■ **DATASET ENTRIES**
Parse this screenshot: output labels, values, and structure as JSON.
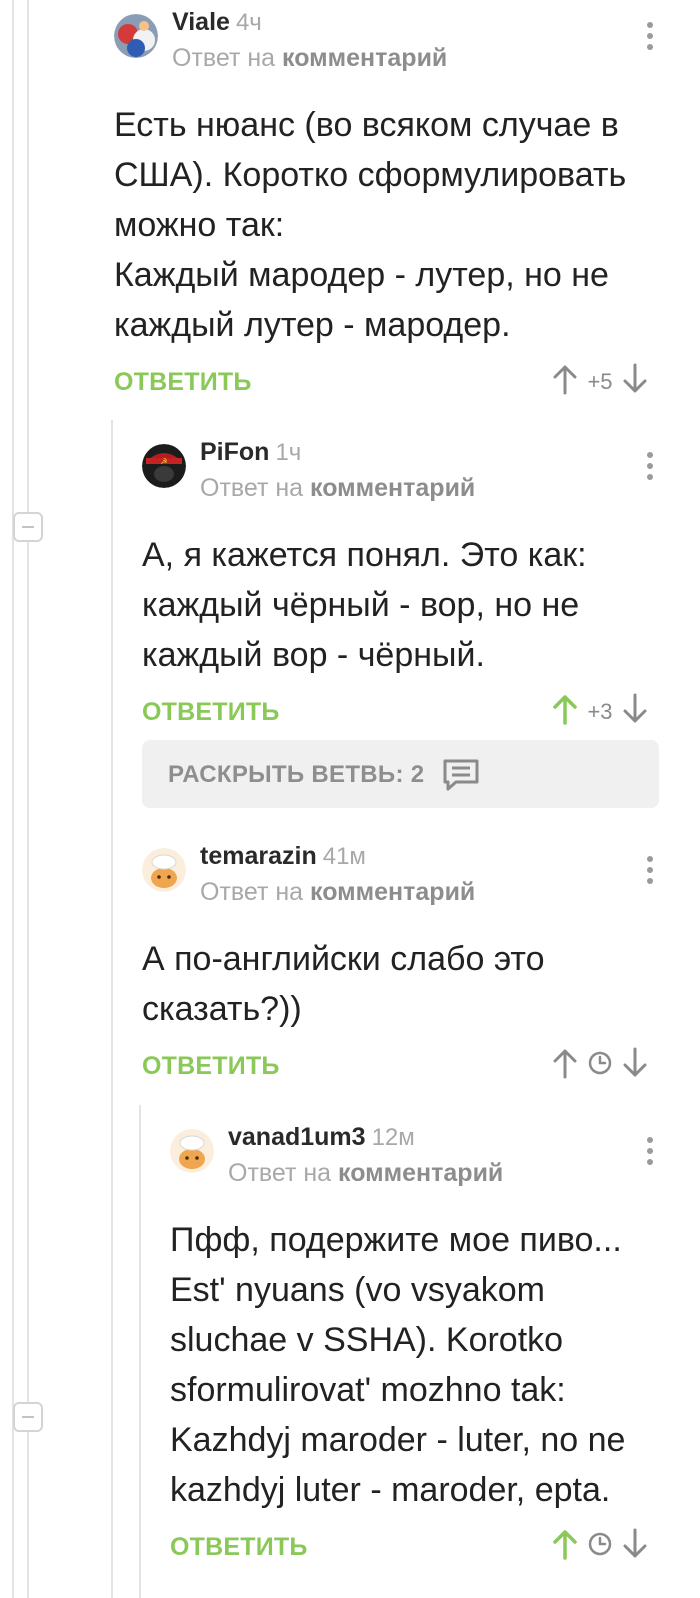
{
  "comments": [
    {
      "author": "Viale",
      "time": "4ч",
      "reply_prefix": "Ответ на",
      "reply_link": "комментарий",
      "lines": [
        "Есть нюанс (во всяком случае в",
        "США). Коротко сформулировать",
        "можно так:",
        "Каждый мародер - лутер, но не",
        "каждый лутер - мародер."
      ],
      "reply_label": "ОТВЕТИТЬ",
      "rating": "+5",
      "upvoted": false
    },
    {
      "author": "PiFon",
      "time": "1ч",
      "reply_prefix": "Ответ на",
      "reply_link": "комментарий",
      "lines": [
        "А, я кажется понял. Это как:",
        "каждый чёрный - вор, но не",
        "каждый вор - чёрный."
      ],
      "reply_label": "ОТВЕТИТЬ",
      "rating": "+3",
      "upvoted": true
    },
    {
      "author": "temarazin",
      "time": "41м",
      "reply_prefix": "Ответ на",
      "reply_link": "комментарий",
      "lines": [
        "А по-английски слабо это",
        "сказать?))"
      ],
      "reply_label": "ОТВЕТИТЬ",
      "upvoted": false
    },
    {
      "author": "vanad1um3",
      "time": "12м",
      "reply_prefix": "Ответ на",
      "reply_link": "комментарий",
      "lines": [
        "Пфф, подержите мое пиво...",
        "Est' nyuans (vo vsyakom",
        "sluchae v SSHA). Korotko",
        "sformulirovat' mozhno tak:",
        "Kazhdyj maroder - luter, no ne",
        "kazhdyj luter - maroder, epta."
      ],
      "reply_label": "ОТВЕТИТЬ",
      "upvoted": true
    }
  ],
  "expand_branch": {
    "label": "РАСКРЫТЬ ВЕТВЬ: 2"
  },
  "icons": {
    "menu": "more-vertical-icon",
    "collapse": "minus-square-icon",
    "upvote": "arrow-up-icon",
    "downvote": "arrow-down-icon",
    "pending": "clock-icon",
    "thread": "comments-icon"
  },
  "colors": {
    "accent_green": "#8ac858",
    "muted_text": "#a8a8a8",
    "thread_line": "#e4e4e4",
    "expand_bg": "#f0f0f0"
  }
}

■ **EXERCISE DESCRIPTION**
Across the records, count the lines holding the string "maroder". Give the number and stop.

■ **EXERCISE SOLUTION**
2